WRITTEN REQUEST
Identify the lines that contain the string "уроков" and report only how many there are.

ENTRIES PROVIDED
###

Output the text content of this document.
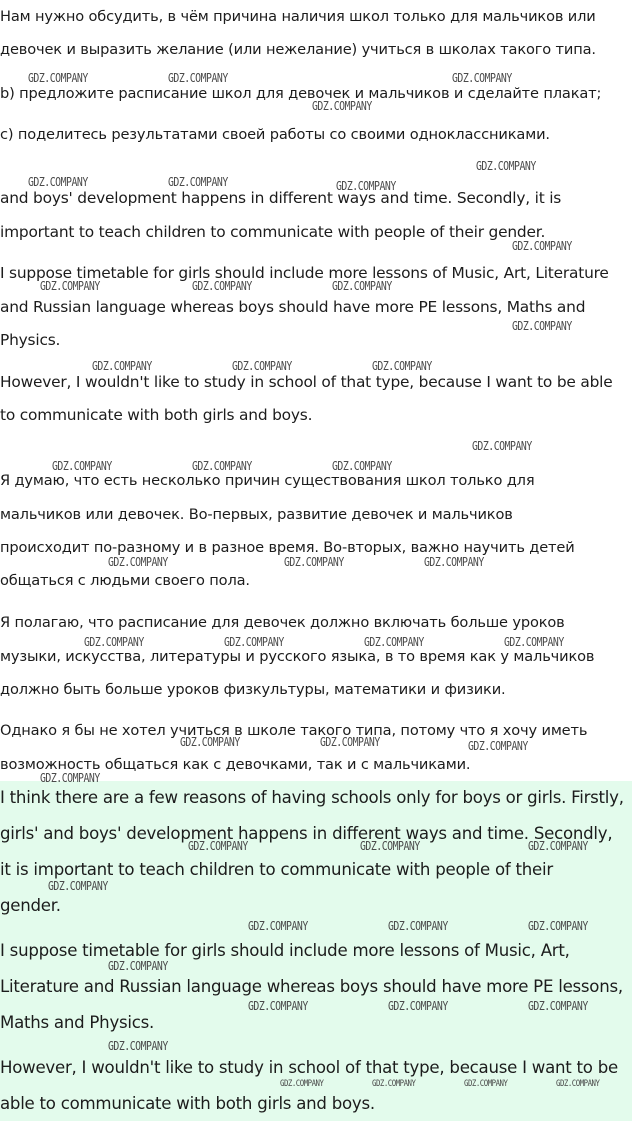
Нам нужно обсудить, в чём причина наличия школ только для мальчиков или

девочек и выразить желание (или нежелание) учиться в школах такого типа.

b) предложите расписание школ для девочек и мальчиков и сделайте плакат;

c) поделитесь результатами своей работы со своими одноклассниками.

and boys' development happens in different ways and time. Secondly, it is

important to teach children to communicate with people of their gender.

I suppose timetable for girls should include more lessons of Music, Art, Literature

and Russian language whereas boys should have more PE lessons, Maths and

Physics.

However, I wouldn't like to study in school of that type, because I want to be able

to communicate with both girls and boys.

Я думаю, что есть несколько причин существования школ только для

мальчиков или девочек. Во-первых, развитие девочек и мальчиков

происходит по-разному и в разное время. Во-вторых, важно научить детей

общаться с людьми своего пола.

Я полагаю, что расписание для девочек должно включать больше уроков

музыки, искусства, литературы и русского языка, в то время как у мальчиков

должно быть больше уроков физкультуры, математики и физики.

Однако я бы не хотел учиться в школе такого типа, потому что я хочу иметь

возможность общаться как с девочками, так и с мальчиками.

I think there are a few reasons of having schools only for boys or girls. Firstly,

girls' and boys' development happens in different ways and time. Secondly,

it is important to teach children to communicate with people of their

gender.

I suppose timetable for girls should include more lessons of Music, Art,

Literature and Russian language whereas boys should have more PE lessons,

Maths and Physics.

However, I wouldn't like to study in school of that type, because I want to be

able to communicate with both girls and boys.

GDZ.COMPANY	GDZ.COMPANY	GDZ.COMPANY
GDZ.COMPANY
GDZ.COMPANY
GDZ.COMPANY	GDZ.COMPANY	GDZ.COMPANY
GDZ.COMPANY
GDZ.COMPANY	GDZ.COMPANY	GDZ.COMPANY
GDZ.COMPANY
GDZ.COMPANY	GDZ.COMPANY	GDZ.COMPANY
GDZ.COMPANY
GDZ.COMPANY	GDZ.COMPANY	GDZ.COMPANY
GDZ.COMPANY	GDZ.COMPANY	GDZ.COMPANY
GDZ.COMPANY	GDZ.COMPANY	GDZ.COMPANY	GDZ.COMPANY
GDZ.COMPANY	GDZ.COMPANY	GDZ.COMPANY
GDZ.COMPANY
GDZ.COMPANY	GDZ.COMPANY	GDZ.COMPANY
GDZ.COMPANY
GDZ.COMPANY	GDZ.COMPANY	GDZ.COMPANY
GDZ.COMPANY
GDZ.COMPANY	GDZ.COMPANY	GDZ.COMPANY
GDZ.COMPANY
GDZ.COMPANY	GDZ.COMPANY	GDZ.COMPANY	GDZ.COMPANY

###

REPLY TO THE TASK
2